- Records provided:
++++++++++

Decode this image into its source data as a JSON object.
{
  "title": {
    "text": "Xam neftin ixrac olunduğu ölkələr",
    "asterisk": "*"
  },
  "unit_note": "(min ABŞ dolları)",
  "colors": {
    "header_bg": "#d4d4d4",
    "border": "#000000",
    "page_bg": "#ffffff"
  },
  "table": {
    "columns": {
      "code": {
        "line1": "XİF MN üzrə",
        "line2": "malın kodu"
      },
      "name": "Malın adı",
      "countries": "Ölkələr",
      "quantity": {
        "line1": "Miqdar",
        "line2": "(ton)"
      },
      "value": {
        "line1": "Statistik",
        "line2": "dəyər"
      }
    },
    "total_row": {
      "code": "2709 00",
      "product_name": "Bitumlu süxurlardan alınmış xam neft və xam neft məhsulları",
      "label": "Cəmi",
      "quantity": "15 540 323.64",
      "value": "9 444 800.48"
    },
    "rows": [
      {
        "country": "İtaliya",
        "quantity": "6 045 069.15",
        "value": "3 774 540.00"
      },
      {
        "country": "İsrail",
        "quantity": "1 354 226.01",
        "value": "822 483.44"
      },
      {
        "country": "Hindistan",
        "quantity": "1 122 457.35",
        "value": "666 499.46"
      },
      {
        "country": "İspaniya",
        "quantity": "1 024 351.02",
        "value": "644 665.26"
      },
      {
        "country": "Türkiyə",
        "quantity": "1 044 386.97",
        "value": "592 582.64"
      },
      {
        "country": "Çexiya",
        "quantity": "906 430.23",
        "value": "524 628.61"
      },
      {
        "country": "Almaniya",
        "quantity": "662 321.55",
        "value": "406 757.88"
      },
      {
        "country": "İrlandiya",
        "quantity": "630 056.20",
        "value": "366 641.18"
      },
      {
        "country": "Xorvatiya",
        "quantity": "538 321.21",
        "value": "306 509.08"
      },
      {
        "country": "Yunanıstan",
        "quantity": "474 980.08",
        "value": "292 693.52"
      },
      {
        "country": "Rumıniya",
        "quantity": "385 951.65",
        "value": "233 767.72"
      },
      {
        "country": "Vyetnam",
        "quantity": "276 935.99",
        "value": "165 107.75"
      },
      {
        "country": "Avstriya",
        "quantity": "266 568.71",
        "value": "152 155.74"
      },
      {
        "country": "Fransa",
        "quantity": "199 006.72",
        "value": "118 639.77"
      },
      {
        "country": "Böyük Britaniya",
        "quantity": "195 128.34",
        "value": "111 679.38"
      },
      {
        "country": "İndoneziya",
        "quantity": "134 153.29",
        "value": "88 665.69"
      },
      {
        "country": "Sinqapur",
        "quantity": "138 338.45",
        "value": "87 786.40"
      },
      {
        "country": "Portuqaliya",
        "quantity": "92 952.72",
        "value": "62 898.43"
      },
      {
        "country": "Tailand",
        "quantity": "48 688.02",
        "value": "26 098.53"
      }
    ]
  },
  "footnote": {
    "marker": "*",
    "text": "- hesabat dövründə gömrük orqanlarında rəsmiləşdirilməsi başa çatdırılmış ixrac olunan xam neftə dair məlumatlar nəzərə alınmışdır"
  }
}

++++++++++

- Instruction: From the records above, extract each line exactly as shown.

- Task result:
Decode this image into its source data as a JSON object.
{
  "title": {
    "text": "Xam neftin ixrac olunduğu ölkələr",
    "asterisk": "*"
  },
  "unit_note": "(min ABŞ dolları)",
  "colors": {
    "header_bg": "#d4d4d4",
    "border": "#000000",
    "page_bg": "#ffffff"
  },
  "table": {
    "columns": {
      "code": {
        "line1": "XİF MN üzrə",
        "line2": "malın kodu"
      },
      "name": "Malın adı",
      "countries": "Ölkələr",
      "quantity": {
        "line1": "Miqdar",
        "line2": "(ton)"
      },
      "value": {
        "line1": "Statistik",
        "line2": "dəyər"
      }
    },
    "total_row": {
      "code": "2709 00",
      "product_name": "Bitumlu süxurlardan alınmış xam neft və xam neft məhsulları",
      "label": "Cəmi",
      "quantity": "15 540 323.64",
      "value": "9 444 800.48"
    },
    "rows": [
      {
        "country": "İtaliya",
        "quantity": "6 045 069.15",
        "value": "3 774 540.00"
      },
      {
        "country": "İsrail",
        "quantity": "1 354 226.01",
        "value": "822 483.44"
      },
      {
        "country": "Hindistan",
        "quantity": "1 122 457.35",
        "value": "666 499.46"
      },
      {
        "country": "İspaniya",
        "quantity": "1 024 351.02",
        "value": "644 665.26"
      },
      {
        "country": "Türkiyə",
        "quantity": "1 044 386.97",
        "value": "592 582.64"
      },
      {
        "country": "Çexiya",
        "quantity": "906 430.23",
        "value": "524 628.61"
      },
      {
        "country": "Almaniya",
        "quantity": "662 321.55",
        "value": "406 757.88"
      },
      {
        "country": "İrlandiya",
        "quantity": "630 056.20",
        "value": "366 641.18"
      },
      {
        "country": "Xorvatiya",
        "quantity": "538 321.21",
        "value": "306 509.08"
      },
      {
        "country": "Yunanıstan",
        "quantity": "474 980.08",
        "value": "292 693.52"
      },
      {
        "country": "Rumıniya",
        "quantity": "385 951.65",
        "value": "233 767.72"
      },
      {
        "country": "Vyetnam",
        "quantity": "276 935.99",
        "value": "165 107.75"
      },
      {
        "country": "Avstriya",
        "quantity": "266 568.71",
        "value": "152 155.74"
      },
      {
        "country": "Fransa",
        "quantity": "199 006.72",
        "value": "118 639.77"
      },
      {
        "country": "Böyük Britaniya",
        "quantity": "195 128.34",
        "value": "111 679.38"
      },
      {
        "country": "İndoneziya",
        "quantity": "134 153.29",
        "value": "88 665.69"
      },
      {
        "country": "Sinqapur",
        "quantity": "138 338.45",
        "value": "87 786.40"
      },
      {
        "country": "Portuqaliya",
        "quantity": "92 952.72",
        "value": "62 898.43"
      },
      {
        "country": "Tailand",
        "quantity": "48 688.02",
        "value": "26 098.53"
      }
    ]
  },
  "footnote": {
    "marker": "*",
    "text": "- hesabat dövründə gömrük orqanlarında rəsmiləşdirilməsi başa çatdırılmış ixrac olunan xam neftə dair məlumatlar nəzərə alınmışdır"
  }
}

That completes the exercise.